** Begin Data to process **

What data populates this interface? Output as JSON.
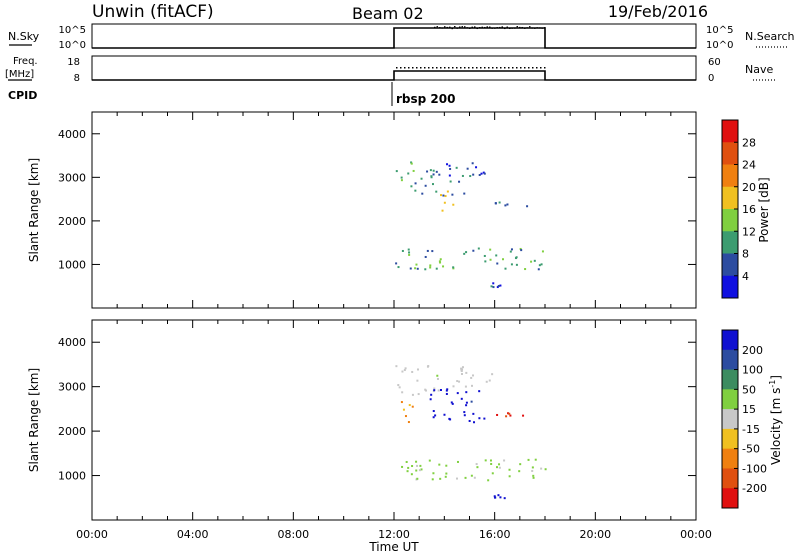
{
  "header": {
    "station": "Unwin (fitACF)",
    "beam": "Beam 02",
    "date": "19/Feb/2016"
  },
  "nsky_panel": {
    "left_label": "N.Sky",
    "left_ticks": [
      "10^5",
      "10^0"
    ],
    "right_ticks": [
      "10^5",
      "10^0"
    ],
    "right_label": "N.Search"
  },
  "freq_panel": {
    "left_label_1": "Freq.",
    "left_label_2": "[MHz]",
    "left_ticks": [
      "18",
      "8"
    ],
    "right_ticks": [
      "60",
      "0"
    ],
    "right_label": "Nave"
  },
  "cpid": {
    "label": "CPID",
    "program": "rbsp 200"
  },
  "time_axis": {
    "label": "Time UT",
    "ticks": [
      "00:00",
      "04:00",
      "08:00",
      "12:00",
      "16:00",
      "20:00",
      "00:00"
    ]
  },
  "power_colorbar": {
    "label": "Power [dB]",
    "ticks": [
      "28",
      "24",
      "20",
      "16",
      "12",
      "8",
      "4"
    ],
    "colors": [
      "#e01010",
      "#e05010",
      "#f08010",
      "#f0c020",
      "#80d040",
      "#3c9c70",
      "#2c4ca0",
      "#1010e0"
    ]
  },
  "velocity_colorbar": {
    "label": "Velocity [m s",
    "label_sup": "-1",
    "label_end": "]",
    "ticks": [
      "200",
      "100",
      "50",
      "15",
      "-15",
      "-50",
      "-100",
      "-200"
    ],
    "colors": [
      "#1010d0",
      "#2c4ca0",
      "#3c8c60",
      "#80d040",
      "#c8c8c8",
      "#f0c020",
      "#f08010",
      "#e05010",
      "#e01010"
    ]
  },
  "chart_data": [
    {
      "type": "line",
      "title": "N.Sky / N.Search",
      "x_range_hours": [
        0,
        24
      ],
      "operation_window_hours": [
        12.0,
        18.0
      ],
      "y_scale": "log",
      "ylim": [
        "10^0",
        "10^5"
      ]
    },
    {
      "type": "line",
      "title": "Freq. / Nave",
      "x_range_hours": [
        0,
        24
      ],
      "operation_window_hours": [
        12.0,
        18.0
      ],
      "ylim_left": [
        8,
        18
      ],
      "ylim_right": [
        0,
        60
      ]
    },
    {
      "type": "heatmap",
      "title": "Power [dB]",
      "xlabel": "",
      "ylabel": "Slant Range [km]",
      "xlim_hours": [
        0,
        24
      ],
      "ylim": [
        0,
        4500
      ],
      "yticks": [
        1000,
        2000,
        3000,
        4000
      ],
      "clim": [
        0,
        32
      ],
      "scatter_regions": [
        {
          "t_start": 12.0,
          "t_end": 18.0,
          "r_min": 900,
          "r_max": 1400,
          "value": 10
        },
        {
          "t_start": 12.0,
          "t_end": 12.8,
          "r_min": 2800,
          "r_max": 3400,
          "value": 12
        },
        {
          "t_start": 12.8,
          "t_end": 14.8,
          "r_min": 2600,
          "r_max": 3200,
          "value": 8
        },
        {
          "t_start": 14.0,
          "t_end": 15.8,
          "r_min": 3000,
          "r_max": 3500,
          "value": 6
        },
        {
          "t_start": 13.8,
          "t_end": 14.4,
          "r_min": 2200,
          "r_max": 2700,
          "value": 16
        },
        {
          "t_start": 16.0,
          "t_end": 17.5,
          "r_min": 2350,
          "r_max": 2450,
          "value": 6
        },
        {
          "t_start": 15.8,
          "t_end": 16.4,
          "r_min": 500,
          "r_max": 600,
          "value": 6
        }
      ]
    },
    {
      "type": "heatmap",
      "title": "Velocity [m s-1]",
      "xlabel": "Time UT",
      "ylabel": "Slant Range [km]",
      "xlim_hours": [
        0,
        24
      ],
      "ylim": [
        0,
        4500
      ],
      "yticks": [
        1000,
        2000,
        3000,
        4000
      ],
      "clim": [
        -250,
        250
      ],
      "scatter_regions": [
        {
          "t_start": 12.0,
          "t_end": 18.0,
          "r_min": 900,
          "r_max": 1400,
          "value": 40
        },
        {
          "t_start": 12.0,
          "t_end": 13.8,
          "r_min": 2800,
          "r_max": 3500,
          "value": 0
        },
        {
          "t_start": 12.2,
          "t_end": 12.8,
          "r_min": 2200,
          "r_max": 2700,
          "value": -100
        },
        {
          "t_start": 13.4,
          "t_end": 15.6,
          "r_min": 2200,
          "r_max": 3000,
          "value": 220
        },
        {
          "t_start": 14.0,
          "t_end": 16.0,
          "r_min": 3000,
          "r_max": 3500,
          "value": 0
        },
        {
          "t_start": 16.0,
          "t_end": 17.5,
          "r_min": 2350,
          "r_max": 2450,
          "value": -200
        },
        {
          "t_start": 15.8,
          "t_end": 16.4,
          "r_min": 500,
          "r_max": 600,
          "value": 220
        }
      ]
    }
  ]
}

** End Data to process **
** Begin Data to process **

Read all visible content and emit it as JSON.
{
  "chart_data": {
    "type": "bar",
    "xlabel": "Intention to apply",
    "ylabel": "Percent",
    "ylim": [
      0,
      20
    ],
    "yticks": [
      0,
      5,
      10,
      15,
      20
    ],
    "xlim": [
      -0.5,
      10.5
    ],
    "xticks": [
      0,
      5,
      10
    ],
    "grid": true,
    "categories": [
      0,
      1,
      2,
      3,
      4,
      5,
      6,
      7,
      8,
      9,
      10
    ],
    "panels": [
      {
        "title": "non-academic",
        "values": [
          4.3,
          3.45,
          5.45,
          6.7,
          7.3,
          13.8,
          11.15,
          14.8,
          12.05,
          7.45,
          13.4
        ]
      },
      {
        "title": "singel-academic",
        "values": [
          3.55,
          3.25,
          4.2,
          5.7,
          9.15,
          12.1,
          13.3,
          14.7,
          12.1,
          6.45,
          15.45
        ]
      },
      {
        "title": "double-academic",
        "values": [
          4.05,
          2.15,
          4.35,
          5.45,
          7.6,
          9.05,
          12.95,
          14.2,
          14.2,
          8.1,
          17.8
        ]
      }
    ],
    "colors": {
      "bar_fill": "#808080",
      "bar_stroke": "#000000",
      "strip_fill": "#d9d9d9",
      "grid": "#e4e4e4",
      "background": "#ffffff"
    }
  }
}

** End Data to process **

State the number of lines in the preceding entries that include the word "title". Provide nothing else.

## Result
7